■ **Task statement**
Below are the records. Count the lines containing the string "Beam", and reply with the number alone.

■ **Information shown**

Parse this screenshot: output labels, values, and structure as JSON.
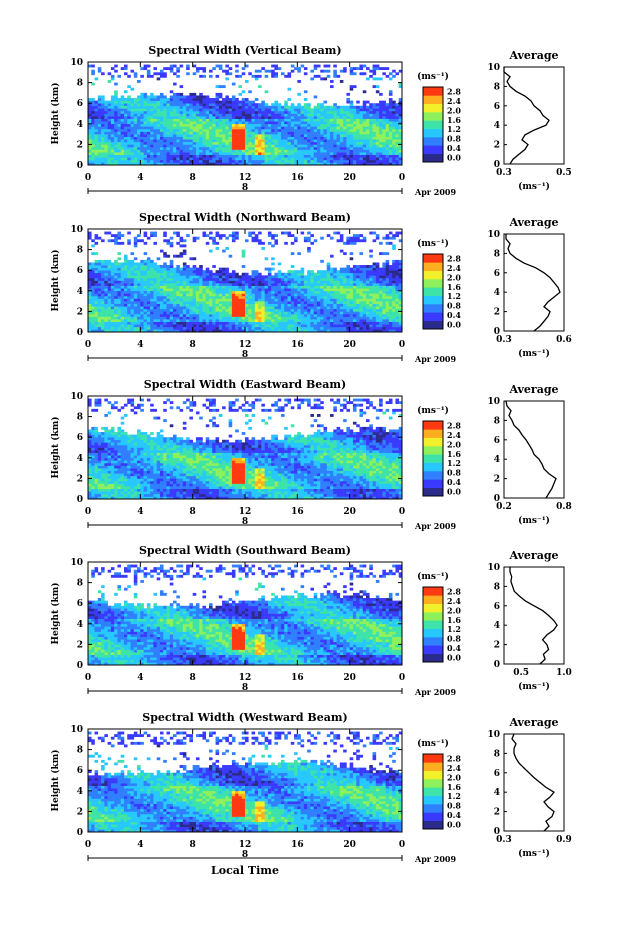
{
  "chart_data": [
    {
      "type": "heatmap",
      "title": "Spectral Width (Vertical Beam)",
      "ylabel": "Height (km)",
      "xlabel": "",
      "x_ticks": [
        "0",
        "4",
        "8",
        "12",
        "16",
        "20",
        "0"
      ],
      "y_ticks": [
        "0",
        "2",
        "4",
        "6",
        "8",
        "10"
      ],
      "xlim": [
        0,
        24
      ],
      "ylim": [
        0,
        10
      ],
      "date_label": "8",
      "date_suffix": "Apr 2009",
      "colorbar": {
        "unit": "(ms⁻¹)",
        "ticks": [
          "0.0",
          "0.4",
          "0.8",
          "1.2",
          "1.6",
          "2.0",
          "2.4",
          "2.8"
        ]
      },
      "average": {
        "title": "Average",
        "x_ticks": [
          "0.3",
          "0.5"
        ],
        "xlim": [
          0.3,
          0.5
        ],
        "xlabel": "(ms⁻¹)",
        "profile": [
          [
            0.0,
            0.32
          ],
          [
            0.5,
            0.33
          ],
          [
            1.0,
            0.35
          ],
          [
            1.5,
            0.37
          ],
          [
            2.0,
            0.38
          ],
          [
            2.5,
            0.36
          ],
          [
            3.0,
            0.37
          ],
          [
            3.5,
            0.4
          ],
          [
            4.0,
            0.44
          ],
          [
            4.5,
            0.45
          ],
          [
            5.0,
            0.43
          ],
          [
            5.5,
            0.42
          ],
          [
            6.0,
            0.4
          ],
          [
            6.5,
            0.39
          ],
          [
            7.0,
            0.37
          ],
          [
            7.5,
            0.34
          ],
          [
            8.0,
            0.32
          ],
          [
            8.5,
            0.31
          ],
          [
            9.0,
            0.32
          ],
          [
            9.5,
            0.3
          ],
          [
            10.0,
            0.3
          ]
        ]
      }
    },
    {
      "type": "heatmap",
      "title": "Spectral Width (Northward Beam)",
      "ylabel": "Height (km)",
      "xlabel": "",
      "x_ticks": [
        "0",
        "4",
        "8",
        "12",
        "16",
        "20",
        "0"
      ],
      "y_ticks": [
        "0",
        "2",
        "4",
        "6",
        "8",
        "10"
      ],
      "xlim": [
        0,
        24
      ],
      "ylim": [
        0,
        10
      ],
      "date_label": "8",
      "date_suffix": "Apr 2009",
      "colorbar": {
        "unit": "(ms⁻¹)",
        "ticks": [
          "0.0",
          "0.4",
          "0.8",
          "1.2",
          "1.6",
          "2.0",
          "2.4",
          "2.8"
        ]
      },
      "average": {
        "title": "Average",
        "x_ticks": [
          "0.3",
          "0.6"
        ],
        "xlim": [
          0.3,
          0.6
        ],
        "xlabel": "(ms⁻¹)",
        "profile": [
          [
            0.0,
            0.45
          ],
          [
            0.5,
            0.48
          ],
          [
            1.0,
            0.5
          ],
          [
            1.5,
            0.52
          ],
          [
            2.0,
            0.53
          ],
          [
            2.5,
            0.5
          ],
          [
            3.0,
            0.52
          ],
          [
            3.5,
            0.55
          ],
          [
            4.0,
            0.58
          ],
          [
            4.5,
            0.57
          ],
          [
            5.0,
            0.55
          ],
          [
            5.5,
            0.53
          ],
          [
            6.0,
            0.5
          ],
          [
            6.5,
            0.46
          ],
          [
            7.0,
            0.4
          ],
          [
            7.5,
            0.36
          ],
          [
            8.0,
            0.33
          ],
          [
            8.5,
            0.32
          ],
          [
            9.0,
            0.33
          ],
          [
            9.5,
            0.31
          ],
          [
            10.0,
            0.31
          ]
        ]
      }
    },
    {
      "type": "heatmap",
      "title": "Spectral Width (Eastward Beam)",
      "ylabel": "Height (km)",
      "xlabel": "",
      "x_ticks": [
        "0",
        "4",
        "8",
        "12",
        "16",
        "20",
        "0"
      ],
      "y_ticks": [
        "0",
        "2",
        "4",
        "6",
        "8",
        "10"
      ],
      "xlim": [
        0,
        24
      ],
      "ylim": [
        0,
        10
      ],
      "date_label": "8",
      "date_suffix": "Apr 2009",
      "colorbar": {
        "unit": "(ms⁻¹)",
        "ticks": [
          "0.0",
          "0.4",
          "0.8",
          "1.2",
          "1.6",
          "2.0",
          "2.4",
          "2.8"
        ]
      },
      "average": {
        "title": "Average",
        "x_ticks": [
          "0.2",
          "0.8"
        ],
        "xlim": [
          0.2,
          0.8
        ],
        "xlabel": "(ms⁻¹)",
        "profile": [
          [
            0.0,
            0.62
          ],
          [
            0.5,
            0.65
          ],
          [
            1.0,
            0.68
          ],
          [
            1.5,
            0.7
          ],
          [
            2.0,
            0.72
          ],
          [
            2.5,
            0.65
          ],
          [
            3.0,
            0.6
          ],
          [
            3.5,
            0.58
          ],
          [
            4.0,
            0.55
          ],
          [
            4.5,
            0.5
          ],
          [
            5.0,
            0.48
          ],
          [
            5.5,
            0.45
          ],
          [
            6.0,
            0.42
          ],
          [
            6.5,
            0.38
          ],
          [
            7.0,
            0.35
          ],
          [
            7.5,
            0.3
          ],
          [
            8.0,
            0.28
          ],
          [
            8.5,
            0.25
          ],
          [
            9.0,
            0.27
          ],
          [
            9.5,
            0.23
          ],
          [
            10.0,
            0.22
          ]
        ]
      }
    },
    {
      "type": "heatmap",
      "title": "Spectral Width (Southward Beam)",
      "ylabel": "Height (km)",
      "xlabel": "",
      "x_ticks": [
        "0",
        "4",
        "8",
        "12",
        "16",
        "20",
        "0"
      ],
      "y_ticks": [
        "0",
        "2",
        "4",
        "6",
        "8",
        "10"
      ],
      "xlim": [
        0,
        24
      ],
      "ylim": [
        0,
        10
      ],
      "date_label": "8",
      "date_suffix": "Apr 2009",
      "colorbar": {
        "unit": "(ms⁻¹)",
        "ticks": [
          "0.0",
          "0.4",
          "0.8",
          "1.2",
          "1.6",
          "2.0",
          "2.4",
          "2.8"
        ]
      },
      "average": {
        "title": "Average",
        "x_ticks": [
          "0.5",
          "1.0"
        ],
        "xlim": [
          0.3,
          1.0
        ],
        "xlabel": "(ms⁻¹)",
        "profile": [
          [
            0.0,
            0.72
          ],
          [
            0.5,
            0.78
          ],
          [
            1.0,
            0.76
          ],
          [
            1.5,
            0.82
          ],
          [
            2.0,
            0.8
          ],
          [
            2.5,
            0.75
          ],
          [
            3.0,
            0.8
          ],
          [
            3.5,
            0.88
          ],
          [
            4.0,
            0.92
          ],
          [
            4.5,
            0.88
          ],
          [
            5.0,
            0.82
          ],
          [
            5.5,
            0.75
          ],
          [
            6.0,
            0.65
          ],
          [
            6.5,
            0.55
          ],
          [
            7.0,
            0.48
          ],
          [
            7.5,
            0.42
          ],
          [
            8.0,
            0.4
          ],
          [
            8.5,
            0.38
          ],
          [
            9.0,
            0.39
          ],
          [
            9.5,
            0.37
          ],
          [
            10.0,
            0.37
          ]
        ]
      }
    },
    {
      "type": "heatmap",
      "title": "Spectral Width (Westward Beam)",
      "ylabel": "Height (km)",
      "xlabel": "Local Time",
      "x_ticks": [
        "0",
        "4",
        "8",
        "12",
        "16",
        "20",
        "0"
      ],
      "y_ticks": [
        "0",
        "2",
        "4",
        "6",
        "8",
        "10"
      ],
      "xlim": [
        0,
        24
      ],
      "ylim": [
        0,
        10
      ],
      "date_label": "8",
      "date_suffix": "Apr 2009",
      "colorbar": {
        "unit": "(ms⁻¹)",
        "ticks": [
          "0.0",
          "0.4",
          "0.8",
          "1.2",
          "1.6",
          "2.0",
          "2.4",
          "2.8"
        ]
      },
      "average": {
        "title": "Average",
        "x_ticks": [
          "0.3",
          "0.9"
        ],
        "xlim": [
          0.3,
          0.9
        ],
        "xlabel": "(ms⁻¹)",
        "profile": [
          [
            0.0,
            0.7
          ],
          [
            0.5,
            0.75
          ],
          [
            1.0,
            0.72
          ],
          [
            1.5,
            0.78
          ],
          [
            2.0,
            0.8
          ],
          [
            2.5,
            0.74
          ],
          [
            3.0,
            0.7
          ],
          [
            3.5,
            0.76
          ],
          [
            4.0,
            0.8
          ],
          [
            4.5,
            0.72
          ],
          [
            5.0,
            0.66
          ],
          [
            5.5,
            0.6
          ],
          [
            6.0,
            0.55
          ],
          [
            6.5,
            0.5
          ],
          [
            7.0,
            0.45
          ],
          [
            7.5,
            0.42
          ],
          [
            8.0,
            0.4
          ],
          [
            8.5,
            0.4
          ],
          [
            9.0,
            0.42
          ],
          [
            9.5,
            0.38
          ],
          [
            10.0,
            0.4
          ]
        ]
      }
    }
  ],
  "colors": {
    "scale": [
      "#2b2b8c",
      "#3a3aff",
      "#2f7fff",
      "#27c8ff",
      "#3de3a8",
      "#8ef05a",
      "#f2ef2b",
      "#ffae1f",
      "#ff3a12"
    ],
    "line": "#000000"
  }
}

■ **The solution**
5